* **EXERCISE BRIEF**: For each line below that contains the string "Kyoto", copy that line.

* **PROVIDED RECORDS**:
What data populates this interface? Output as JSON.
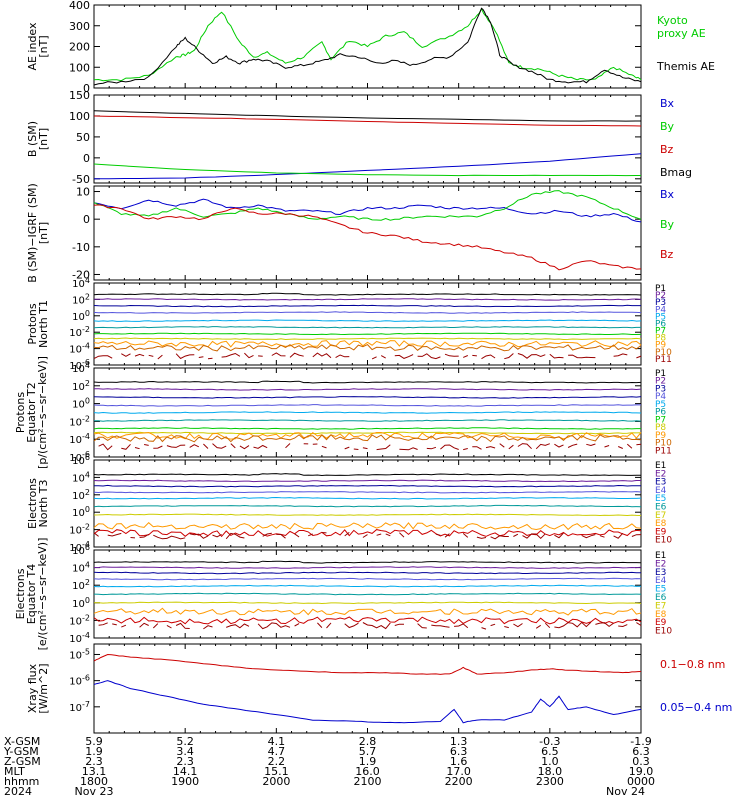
{
  "colors": {
    "black": "#000000",
    "red": "#cc0000",
    "green": "#00cc00",
    "blue": "#0000cc",
    "purple": "#6a1b9a",
    "navy": "#000099",
    "violet": "#5555dd",
    "cyan": "#00aaee",
    "teal": "#009999",
    "yellow": "#cccc00",
    "orange": "#ff9900",
    "darkorange": "#cc6600",
    "darkred": "#990000"
  },
  "chart_data": [
    {
      "type": "line",
      "ylabel": "AE index [nT]",
      "ylim": [
        0,
        400
      ],
      "yticks": [
        0,
        100,
        200,
        300,
        400
      ],
      "legend": [
        "Kyoto proxy AE",
        "Themis AE"
      ],
      "series": [
        {
          "name": "Kyoto proxy AE",
          "color": "#00cc00",
          "t": [
            0,
            0.3,
            0.6,
            0.9,
            1.0,
            1.1,
            1.25,
            1.4,
            1.6,
            1.75,
            1.9,
            2.1,
            2.3,
            2.5,
            2.6,
            2.8,
            3.0,
            3.2,
            3.4,
            3.6,
            3.9,
            4.1,
            4.25,
            4.4,
            4.55,
            4.7,
            4.9,
            5.1,
            5.3,
            5.5,
            5.7,
            5.9,
            6.0
          ],
          "v": [
            40,
            40,
            60,
            150,
            160,
            180,
            300,
            370,
            220,
            150,
            170,
            120,
            150,
            220,
            140,
            230,
            200,
            250,
            270,
            200,
            250,
            300,
            380,
            280,
            120,
            100,
            90,
            60,
            40,
            40,
            100,
            60,
            40
          ]
        },
        {
          "name": "Themis AE",
          "color": "#000000",
          "t": [
            0,
            0.3,
            0.6,
            0.9,
            1.0,
            1.15,
            1.3,
            1.45,
            1.6,
            1.75,
            1.9,
            2.1,
            2.3,
            2.5,
            2.7,
            2.9,
            3.1,
            3.3,
            3.5,
            3.7,
            3.9,
            4.1,
            4.25,
            4.35,
            4.45,
            4.6,
            4.8,
            5.0,
            5.2,
            5.4,
            5.6,
            5.8,
            6.0
          ],
          "v": [
            20,
            30,
            50,
            200,
            240,
            180,
            120,
            150,
            120,
            140,
            130,
            100,
            110,
            130,
            160,
            150,
            120,
            130,
            110,
            140,
            150,
            220,
            390,
            320,
            160,
            110,
            80,
            40,
            30,
            30,
            90,
            50,
            30
          ]
        }
      ]
    },
    {
      "type": "line",
      "ylabel": "B (SM) [nT]",
      "ylim": [
        -60,
        150
      ],
      "yticks": [
        -50,
        0,
        50,
        100,
        150
      ],
      "legend": [
        "Bx",
        "By",
        "Bz",
        "Bmag"
      ],
      "series": [
        {
          "name": "Bx",
          "color": "#0000cc",
          "t": [
            0,
            1,
            2,
            3,
            4,
            5,
            6
          ],
          "v": [
            -50,
            -48,
            -40,
            -30,
            -20,
            -8,
            10
          ]
        },
        {
          "name": "By",
          "color": "#00cc00",
          "t": [
            0,
            1,
            2,
            3,
            4,
            5,
            6
          ],
          "v": [
            -15,
            -28,
            -36,
            -40,
            -42,
            -42,
            -42
          ]
        },
        {
          "name": "Bz",
          "color": "#cc0000",
          "t": [
            0,
            1,
            2,
            3,
            4,
            5,
            6
          ],
          "v": [
            100,
            96,
            92,
            87,
            82,
            78,
            76
          ]
        },
        {
          "name": "Bmag",
          "color": "#000000",
          "t": [
            0,
            1,
            2,
            3,
            4,
            5,
            6
          ],
          "v": [
            112,
            106,
            100,
            95,
            92,
            88,
            88
          ]
        }
      ]
    },
    {
      "type": "line",
      "ylabel": "B (SM)-IGRF (SM) [nT]",
      "ylim": [
        -22,
        12
      ],
      "yticks": [
        -20,
        -10,
        0,
        10
      ],
      "legend": [
        "Bx",
        "By",
        "Bz"
      ],
      "series": [
        {
          "name": "Bx",
          "color": "#0000cc",
          "t": [
            0,
            0.3,
            0.6,
            0.9,
            1.2,
            1.5,
            1.8,
            2.1,
            2.4,
            2.7,
            3.0,
            3.3,
            3.6,
            3.9,
            4.2,
            4.5,
            4.8,
            5.1,
            5.4,
            5.7,
            6.0
          ],
          "v": [
            6,
            4,
            7,
            5,
            7,
            4,
            5,
            3,
            3,
            2,
            4,
            4,
            5,
            4,
            4,
            4,
            2,
            3,
            1,
            2,
            -1
          ]
        },
        {
          "name": "By",
          "color": "#00cc00",
          "t": [
            0,
            0.3,
            0.6,
            0.9,
            1.2,
            1.5,
            1.8,
            2.1,
            2.4,
            2.7,
            3.0,
            3.3,
            3.6,
            3.9,
            4.2,
            4.5,
            4.8,
            5.1,
            5.4,
            5.7,
            6.0
          ],
          "v": [
            6,
            2,
            1,
            4,
            1,
            2,
            4,
            2,
            0,
            1,
            0,
            0,
            1,
            1,
            1,
            4,
            9,
            10,
            8,
            4,
            0
          ]
        },
        {
          "name": "Bz",
          "color": "#cc0000",
          "t": [
            0,
            0.3,
            0.6,
            0.9,
            1.2,
            1.5,
            1.8,
            2.1,
            2.4,
            2.7,
            3.0,
            3.3,
            3.6,
            3.9,
            4.2,
            4.5,
            4.8,
            5.1,
            5.4,
            5.7,
            6.0
          ],
          "v": [
            5,
            4,
            0,
            1,
            0,
            4,
            2,
            2,
            1,
            -2,
            -5,
            -6,
            -8,
            -9,
            -10,
            -12,
            -14,
            -18,
            -15,
            -17,
            -18
          ]
        }
      ]
    },
    {
      "type": "line",
      "ylabel": "Protons North T1",
      "ylim": [
        -6,
        4
      ],
      "yticks_exp": [
        -6,
        -4,
        -2,
        0,
        2,
        4
      ],
      "log_scale": true,
      "legend": [
        "P1",
        "P2",
        "P3",
        "P4",
        "P5",
        "P6",
        "P7",
        "P8",
        "P9",
        "P10",
        "P11"
      ],
      "levels": [
        2.6,
        2.0,
        1.2,
        0.4,
        -0.6,
        -1.4,
        -2.2,
        -2.8,
        -3.4,
        -3.9,
        -4.9
      ],
      "colors": [
        "#000000",
        "#6a1b9a",
        "#000099",
        "#5555dd",
        "#00aaee",
        "#009999",
        "#00cc00",
        "#cccc00",
        "#ff9900",
        "#cc6600",
        "#990000"
      ]
    },
    {
      "type": "line",
      "ylabel": "Protons Equator T2 [p/(cm²-s-sr-keV)]",
      "ylim": [
        -6,
        4
      ],
      "yticks_exp": [
        -6,
        -4,
        -2,
        0,
        2,
        4
      ],
      "log_scale": true,
      "legend": [
        "P1",
        "P2",
        "P3",
        "P4",
        "P5",
        "P6",
        "P7",
        "P8",
        "P9",
        "P10",
        "P11"
      ],
      "levels": [
        2.4,
        1.6,
        0.7,
        -0.2,
        -1.0,
        -1.9,
        -2.8,
        -3.3,
        -3.6,
        -3.9,
        -4.8
      ],
      "colors": [
        "#000000",
        "#6a1b9a",
        "#000099",
        "#5555dd",
        "#00aaee",
        "#009999",
        "#00cc00",
        "#cccc00",
        "#ff9900",
        "#cc6600",
        "#990000"
      ]
    },
    {
      "type": "line",
      "ylabel": "Electrons North T3",
      "ylim": [
        -4,
        6
      ],
      "yticks_exp": [
        -4,
        -2,
        0,
        2,
        4,
        6
      ],
      "log_scale": true,
      "legend": [
        "E1",
        "E2",
        "E3",
        "E4",
        "E5",
        "E6",
        "E7",
        "E8",
        "E9",
        "E10"
      ],
      "levels": [
        4.3,
        3.6,
        3.0,
        2.3,
        1.6,
        0.7,
        -0.3,
        -1.6,
        -2.4,
        -2.7
      ],
      "colors": [
        "#000000",
        "#6a1b9a",
        "#000099",
        "#5555dd",
        "#00aaee",
        "#009999",
        "#cccc00",
        "#ff9900",
        "#cc0000",
        "#990000"
      ]
    },
    {
      "type": "line",
      "ylabel": "Electrons Equator T4 [e/(cm²-s-sr-keV)]",
      "ylim": [
        -4,
        6
      ],
      "yticks_exp": [
        -4,
        -2,
        0,
        2,
        4,
        6
      ],
      "log_scale": true,
      "legend": [
        "E1",
        "E2",
        "E3",
        "E4",
        "E5",
        "E6",
        "E7",
        "E8",
        "E9",
        "E10"
      ],
      "levels": [
        4.6,
        4.0,
        3.4,
        2.7,
        1.9,
        1.0,
        0.0,
        -1.0,
        -2.0,
        -2.6
      ],
      "colors": [
        "#000000",
        "#6a1b9a",
        "#000099",
        "#5555dd",
        "#00aaee",
        "#009999",
        "#cccc00",
        "#ff9900",
        "#cc0000",
        "#990000"
      ]
    },
    {
      "type": "line",
      "ylabel": "Xray flux [W/m^2]",
      "ylim": [
        -8,
        -4.6
      ],
      "yticks_exp": [
        -7,
        -6,
        -5
      ],
      "log_scale": true,
      "legend": [
        "0.1-0.8 nm",
        "0.05-0.4 nm"
      ],
      "series": [
        {
          "name": "0.1-0.8 nm",
          "color": "#cc0000",
          "t": [
            0,
            0.15,
            0.4,
            0.8,
            1.2,
            1.6,
            2.0,
            2.4,
            2.8,
            3.2,
            3.6,
            3.9,
            4.05,
            4.2,
            4.5,
            4.8,
            5.0,
            5.2,
            5.5,
            5.8,
            6.0
          ],
          "v": [
            -5.25,
            -5.0,
            -5.1,
            -5.2,
            -5.35,
            -5.5,
            -5.6,
            -5.65,
            -5.7,
            -5.7,
            -5.75,
            -5.75,
            -5.5,
            -5.75,
            -5.7,
            -5.6,
            -5.55,
            -5.6,
            -5.65,
            -5.7,
            -5.65
          ]
        },
        {
          "name": "0.05-0.4 nm",
          "color": "#0000cc",
          "t": [
            0,
            0.15,
            0.4,
            0.8,
            1.2,
            1.6,
            2.0,
            2.4,
            2.8,
            3.2,
            3.5,
            3.8,
            3.95,
            4.05,
            4.2,
            4.5,
            4.8,
            4.9,
            5.0,
            5.1,
            5.2,
            5.4,
            5.7,
            6.0
          ],
          "v": [
            -6.15,
            -6.0,
            -6.3,
            -6.6,
            -6.9,
            -7.1,
            -7.3,
            -7.5,
            -7.55,
            -7.6,
            -7.6,
            -7.55,
            -7.1,
            -7.6,
            -7.5,
            -7.5,
            -7.2,
            -6.7,
            -7.0,
            -6.6,
            -7.1,
            -7.0,
            -7.3,
            -7.1
          ]
        }
      ]
    }
  ],
  "legends": {
    "ae": [
      "Kyoto proxy AE",
      "Themis AE"
    ],
    "b": [
      "Bx",
      "By",
      "Bz",
      "Bmag"
    ],
    "db": [
      "Bx",
      "By",
      "Bz"
    ],
    "p": [
      "P1",
      "P2",
      "P3",
      "P4",
      "P5",
      "P6",
      "P7",
      "P8",
      "P9",
      "P10",
      "P11"
    ],
    "e": [
      "E1",
      "E2",
      "E3",
      "E4",
      "E5",
      "E6",
      "E7",
      "E8",
      "E9",
      "E10"
    ],
    "xray": [
      "0.1−0.8 nm",
      "0.05−0.4 nm"
    ]
  },
  "ylabels": [
    [
      "AE index",
      "[nT]"
    ],
    [
      "B (SM)",
      "[nT]"
    ],
    [
      "B (SM)−IGRF (SM)",
      "[nT]"
    ],
    [
      "Protons",
      "North T1"
    ],
    [
      "Protons",
      "Equator T2",
      "[p/(cm²−s−sr−keV)]"
    ],
    [
      "Electrons",
      "North T3"
    ],
    [
      "Electrons",
      "Equator T4",
      "[e/(cm²−s−sr−keV)]"
    ],
    [
      "Xray flux",
      "[W/m^2]"
    ]
  ],
  "axis_table": {
    "row_labels": [
      "X-GSM",
      "Y-GSM",
      "Z-GSM",
      "MLT",
      "hhmm",
      "2024"
    ],
    "columns": [
      [
        "5.9",
        "1.9",
        "2.3",
        "13.1",
        "1800",
        "Nov 23"
      ],
      [
        "5.2",
        "3.4",
        "2.3",
        "14.1",
        "1900",
        ""
      ],
      [
        "4.1",
        "4.7",
        "2.2",
        "15.1",
        "2000",
        ""
      ],
      [
        "2.8",
        "5.7",
        "1.9",
        "16.0",
        "2100",
        ""
      ],
      [
        "1.3",
        "6.3",
        "1.6",
        "17.0",
        "2200",
        ""
      ],
      [
        "-0.3",
        "6.5",
        "1.0",
        "18.0",
        "2300",
        ""
      ],
      [
        "-1.9",
        "6.3",
        "0.3",
        "19.0",
        "0000",
        "Nov 24"
      ]
    ]
  }
}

* **RESPONSE**:
        "Kyoto proxy AE",
          "name": "Kyoto proxy AE",
      "Kyoto proxy AE",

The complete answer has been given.